(Figure contents as structured data)
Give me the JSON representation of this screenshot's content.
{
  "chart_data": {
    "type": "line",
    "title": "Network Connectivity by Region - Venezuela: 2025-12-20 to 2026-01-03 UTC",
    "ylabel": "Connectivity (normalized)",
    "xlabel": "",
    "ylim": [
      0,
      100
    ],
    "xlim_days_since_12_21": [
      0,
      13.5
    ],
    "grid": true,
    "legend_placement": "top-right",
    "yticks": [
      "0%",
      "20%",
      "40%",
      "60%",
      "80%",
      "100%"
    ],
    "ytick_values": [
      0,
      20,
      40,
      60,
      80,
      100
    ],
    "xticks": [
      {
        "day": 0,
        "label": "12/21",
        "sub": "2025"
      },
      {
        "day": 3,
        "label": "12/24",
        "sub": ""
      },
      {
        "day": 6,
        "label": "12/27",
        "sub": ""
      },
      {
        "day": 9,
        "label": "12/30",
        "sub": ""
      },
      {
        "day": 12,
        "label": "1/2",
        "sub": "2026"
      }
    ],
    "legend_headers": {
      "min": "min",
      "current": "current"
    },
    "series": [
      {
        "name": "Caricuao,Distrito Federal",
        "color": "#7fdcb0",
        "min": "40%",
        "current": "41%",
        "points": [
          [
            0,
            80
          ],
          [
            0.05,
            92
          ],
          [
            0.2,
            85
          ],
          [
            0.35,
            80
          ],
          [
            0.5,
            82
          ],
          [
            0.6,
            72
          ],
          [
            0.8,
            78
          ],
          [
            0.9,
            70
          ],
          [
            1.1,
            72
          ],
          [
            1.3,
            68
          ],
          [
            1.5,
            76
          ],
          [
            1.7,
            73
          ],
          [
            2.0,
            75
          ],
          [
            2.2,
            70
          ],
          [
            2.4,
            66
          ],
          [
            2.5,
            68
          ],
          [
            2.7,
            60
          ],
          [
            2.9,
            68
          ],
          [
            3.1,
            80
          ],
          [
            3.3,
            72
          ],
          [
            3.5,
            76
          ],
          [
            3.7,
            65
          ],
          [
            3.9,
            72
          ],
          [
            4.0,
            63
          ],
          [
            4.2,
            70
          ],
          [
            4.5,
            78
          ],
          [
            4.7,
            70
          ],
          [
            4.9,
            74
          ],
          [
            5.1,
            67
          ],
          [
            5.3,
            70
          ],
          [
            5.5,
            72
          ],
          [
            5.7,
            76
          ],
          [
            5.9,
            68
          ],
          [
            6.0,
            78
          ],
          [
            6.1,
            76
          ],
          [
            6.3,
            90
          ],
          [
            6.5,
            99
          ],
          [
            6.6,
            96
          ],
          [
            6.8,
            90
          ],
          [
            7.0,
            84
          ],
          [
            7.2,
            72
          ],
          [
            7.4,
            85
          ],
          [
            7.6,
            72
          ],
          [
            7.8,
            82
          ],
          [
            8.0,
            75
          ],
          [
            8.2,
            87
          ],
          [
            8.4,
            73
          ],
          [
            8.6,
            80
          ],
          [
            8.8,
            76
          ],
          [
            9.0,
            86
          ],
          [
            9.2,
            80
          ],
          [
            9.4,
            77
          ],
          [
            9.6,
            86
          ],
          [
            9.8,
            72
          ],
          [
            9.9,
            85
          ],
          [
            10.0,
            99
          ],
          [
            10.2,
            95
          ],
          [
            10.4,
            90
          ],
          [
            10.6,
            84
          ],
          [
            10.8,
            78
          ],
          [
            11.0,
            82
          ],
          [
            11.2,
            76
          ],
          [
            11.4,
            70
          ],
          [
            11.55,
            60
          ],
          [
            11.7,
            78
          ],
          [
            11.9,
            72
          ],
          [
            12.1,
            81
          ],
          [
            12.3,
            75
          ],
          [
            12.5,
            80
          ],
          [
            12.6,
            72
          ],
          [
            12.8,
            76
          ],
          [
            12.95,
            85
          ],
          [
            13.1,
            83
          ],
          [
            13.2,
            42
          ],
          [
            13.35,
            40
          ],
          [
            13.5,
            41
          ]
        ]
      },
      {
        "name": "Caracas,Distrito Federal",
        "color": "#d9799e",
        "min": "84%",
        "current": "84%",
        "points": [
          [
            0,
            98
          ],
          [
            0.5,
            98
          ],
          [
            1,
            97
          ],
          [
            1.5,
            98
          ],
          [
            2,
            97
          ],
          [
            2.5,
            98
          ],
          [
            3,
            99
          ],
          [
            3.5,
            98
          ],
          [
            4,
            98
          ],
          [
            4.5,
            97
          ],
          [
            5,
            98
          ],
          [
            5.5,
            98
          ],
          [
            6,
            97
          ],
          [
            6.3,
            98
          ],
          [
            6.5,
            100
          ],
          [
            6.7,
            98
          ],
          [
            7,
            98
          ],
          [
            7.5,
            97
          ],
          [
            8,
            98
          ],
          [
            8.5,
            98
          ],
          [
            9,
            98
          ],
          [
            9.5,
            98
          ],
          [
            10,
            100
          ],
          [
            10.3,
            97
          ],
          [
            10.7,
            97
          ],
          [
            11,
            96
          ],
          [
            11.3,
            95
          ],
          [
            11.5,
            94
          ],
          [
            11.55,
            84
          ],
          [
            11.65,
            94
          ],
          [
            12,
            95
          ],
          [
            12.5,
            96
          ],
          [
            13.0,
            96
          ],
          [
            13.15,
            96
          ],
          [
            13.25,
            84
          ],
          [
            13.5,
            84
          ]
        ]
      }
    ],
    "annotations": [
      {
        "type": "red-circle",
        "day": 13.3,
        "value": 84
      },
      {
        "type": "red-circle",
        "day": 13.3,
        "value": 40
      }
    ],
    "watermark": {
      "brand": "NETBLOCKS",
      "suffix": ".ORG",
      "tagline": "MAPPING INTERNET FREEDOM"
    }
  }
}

__Your task__:
Copy out each line above, character for character.

__Full solution__:
Give me the JSON representation of this screenshot's content.
{
  "chart_data": {
    "type": "line",
    "title": "Network Connectivity by Region - Venezuela: 2025-12-20 to 2026-01-03 UTC",
    "ylabel": "Connectivity (normalized)",
    "xlabel": "",
    "ylim": [
      0,
      100
    ],
    "xlim_days_since_12_21": [
      0,
      13.5
    ],
    "grid": true,
    "legend_placement": "top-right",
    "yticks": [
      "0%",
      "20%",
      "40%",
      "60%",
      "80%",
      "100%"
    ],
    "ytick_values": [
      0,
      20,
      40,
      60,
      80,
      100
    ],
    "xticks": [
      {
        "day": 0,
        "label": "12/21",
        "sub": "2025"
      },
      {
        "day": 3,
        "label": "12/24",
        "sub": ""
      },
      {
        "day": 6,
        "label": "12/27",
        "sub": ""
      },
      {
        "day": 9,
        "label": "12/30",
        "sub": ""
      },
      {
        "day": 12,
        "label": "1/2",
        "sub": "2026"
      }
    ],
    "legend_headers": {
      "min": "min",
      "current": "current"
    },
    "series": [
      {
        "name": "Caricuao,Distrito Federal",
        "color": "#7fdcb0",
        "min": "40%",
        "current": "41%",
        "points": [
          [
            0,
            80
          ],
          [
            0.05,
            92
          ],
          [
            0.2,
            85
          ],
          [
            0.35,
            80
          ],
          [
            0.5,
            82
          ],
          [
            0.6,
            72
          ],
          [
            0.8,
            78
          ],
          [
            0.9,
            70
          ],
          [
            1.1,
            72
          ],
          [
            1.3,
            68
          ],
          [
            1.5,
            76
          ],
          [
            1.7,
            73
          ],
          [
            2.0,
            75
          ],
          [
            2.2,
            70
          ],
          [
            2.4,
            66
          ],
          [
            2.5,
            68
          ],
          [
            2.7,
            60
          ],
          [
            2.9,
            68
          ],
          [
            3.1,
            80
          ],
          [
            3.3,
            72
          ],
          [
            3.5,
            76
          ],
          [
            3.7,
            65
          ],
          [
            3.9,
            72
          ],
          [
            4.0,
            63
          ],
          [
            4.2,
            70
          ],
          [
            4.5,
            78
          ],
          [
            4.7,
            70
          ],
          [
            4.9,
            74
          ],
          [
            5.1,
            67
          ],
          [
            5.3,
            70
          ],
          [
            5.5,
            72
          ],
          [
            5.7,
            76
          ],
          [
            5.9,
            68
          ],
          [
            6.0,
            78
          ],
          [
            6.1,
            76
          ],
          [
            6.3,
            90
          ],
          [
            6.5,
            99
          ],
          [
            6.6,
            96
          ],
          [
            6.8,
            90
          ],
          [
            7.0,
            84
          ],
          [
            7.2,
            72
          ],
          [
            7.4,
            85
          ],
          [
            7.6,
            72
          ],
          [
            7.8,
            82
          ],
          [
            8.0,
            75
          ],
          [
            8.2,
            87
          ],
          [
            8.4,
            73
          ],
          [
            8.6,
            80
          ],
          [
            8.8,
            76
          ],
          [
            9.0,
            86
          ],
          [
            9.2,
            80
          ],
          [
            9.4,
            77
          ],
          [
            9.6,
            86
          ],
          [
            9.8,
            72
          ],
          [
            9.9,
            85
          ],
          [
            10.0,
            99
          ],
          [
            10.2,
            95
          ],
          [
            10.4,
            90
          ],
          [
            10.6,
            84
          ],
          [
            10.8,
            78
          ],
          [
            11.0,
            82
          ],
          [
            11.2,
            76
          ],
          [
            11.4,
            70
          ],
          [
            11.55,
            60
          ],
          [
            11.7,
            78
          ],
          [
            11.9,
            72
          ],
          [
            12.1,
            81
          ],
          [
            12.3,
            75
          ],
          [
            12.5,
            80
          ],
          [
            12.6,
            72
          ],
          [
            12.8,
            76
          ],
          [
            12.95,
            85
          ],
          [
            13.1,
            83
          ],
          [
            13.2,
            42
          ],
          [
            13.35,
            40
          ],
          [
            13.5,
            41
          ]
        ]
      },
      {
        "name": "Caracas,Distrito Federal",
        "color": "#d9799e",
        "min": "84%",
        "current": "84%",
        "points": [
          [
            0,
            98
          ],
          [
            0.5,
            98
          ],
          [
            1,
            97
          ],
          [
            1.5,
            98
          ],
          [
            2,
            97
          ],
          [
            2.5,
            98
          ],
          [
            3,
            99
          ],
          [
            3.5,
            98
          ],
          [
            4,
            98
          ],
          [
            4.5,
            97
          ],
          [
            5,
            98
          ],
          [
            5.5,
            98
          ],
          [
            6,
            97
          ],
          [
            6.3,
            98
          ],
          [
            6.5,
            100
          ],
          [
            6.7,
            98
          ],
          [
            7,
            98
          ],
          [
            7.5,
            97
          ],
          [
            8,
            98
          ],
          [
            8.5,
            98
          ],
          [
            9,
            98
          ],
          [
            9.5,
            98
          ],
          [
            10,
            100
          ],
          [
            10.3,
            97
          ],
          [
            10.7,
            97
          ],
          [
            11,
            96
          ],
          [
            11.3,
            95
          ],
          [
            11.5,
            94
          ],
          [
            11.55,
            84
          ],
          [
            11.65,
            94
          ],
          [
            12,
            95
          ],
          [
            12.5,
            96
          ],
          [
            13.0,
            96
          ],
          [
            13.15,
            96
          ],
          [
            13.25,
            84
          ],
          [
            13.5,
            84
          ]
        ]
      }
    ],
    "annotations": [
      {
        "type": "red-circle",
        "day": 13.3,
        "value": 84
      },
      {
        "type": "red-circle",
        "day": 13.3,
        "value": 40
      }
    ],
    "watermark": {
      "brand": "NETBLOCKS",
      "suffix": ".ORG",
      "tagline": "MAPPING INTERNET FREEDOM"
    }
  }
}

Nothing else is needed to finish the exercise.